### [GIVEN REQUEST]
Records follow. Pull out every line that contains "ffffff".

(Records about charts and figures)
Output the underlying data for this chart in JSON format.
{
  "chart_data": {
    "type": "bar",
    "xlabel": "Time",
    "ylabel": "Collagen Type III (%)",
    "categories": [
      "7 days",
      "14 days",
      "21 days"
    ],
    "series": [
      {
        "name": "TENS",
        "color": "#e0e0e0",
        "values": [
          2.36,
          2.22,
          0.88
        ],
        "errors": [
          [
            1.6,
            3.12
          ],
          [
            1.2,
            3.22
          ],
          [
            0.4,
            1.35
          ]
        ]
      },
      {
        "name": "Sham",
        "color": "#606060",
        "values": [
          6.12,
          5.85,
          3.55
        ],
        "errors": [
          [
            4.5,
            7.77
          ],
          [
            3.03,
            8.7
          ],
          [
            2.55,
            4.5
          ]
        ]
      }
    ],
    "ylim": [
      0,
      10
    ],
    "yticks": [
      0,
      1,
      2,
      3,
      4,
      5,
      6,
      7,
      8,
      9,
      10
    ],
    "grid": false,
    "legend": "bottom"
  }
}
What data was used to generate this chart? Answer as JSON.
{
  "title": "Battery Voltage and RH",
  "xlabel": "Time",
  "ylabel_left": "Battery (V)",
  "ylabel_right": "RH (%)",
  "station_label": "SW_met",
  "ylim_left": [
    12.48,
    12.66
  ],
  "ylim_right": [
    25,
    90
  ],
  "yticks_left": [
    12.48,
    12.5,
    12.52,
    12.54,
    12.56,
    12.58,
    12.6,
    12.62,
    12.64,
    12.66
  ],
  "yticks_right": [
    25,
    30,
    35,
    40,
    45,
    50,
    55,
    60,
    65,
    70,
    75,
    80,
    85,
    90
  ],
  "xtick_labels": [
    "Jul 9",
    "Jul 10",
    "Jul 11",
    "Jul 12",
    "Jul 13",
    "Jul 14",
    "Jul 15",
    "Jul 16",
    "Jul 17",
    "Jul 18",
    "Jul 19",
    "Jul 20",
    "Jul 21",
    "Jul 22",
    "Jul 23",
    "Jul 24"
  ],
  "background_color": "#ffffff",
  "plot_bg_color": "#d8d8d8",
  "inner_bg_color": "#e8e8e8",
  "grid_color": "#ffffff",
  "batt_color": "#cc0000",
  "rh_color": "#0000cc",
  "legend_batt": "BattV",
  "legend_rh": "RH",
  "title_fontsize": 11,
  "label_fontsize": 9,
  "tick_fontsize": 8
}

### [ANSWER TO THE TASK]
  "background_color": "#ffffff",
  "grid_color": "#ffffff",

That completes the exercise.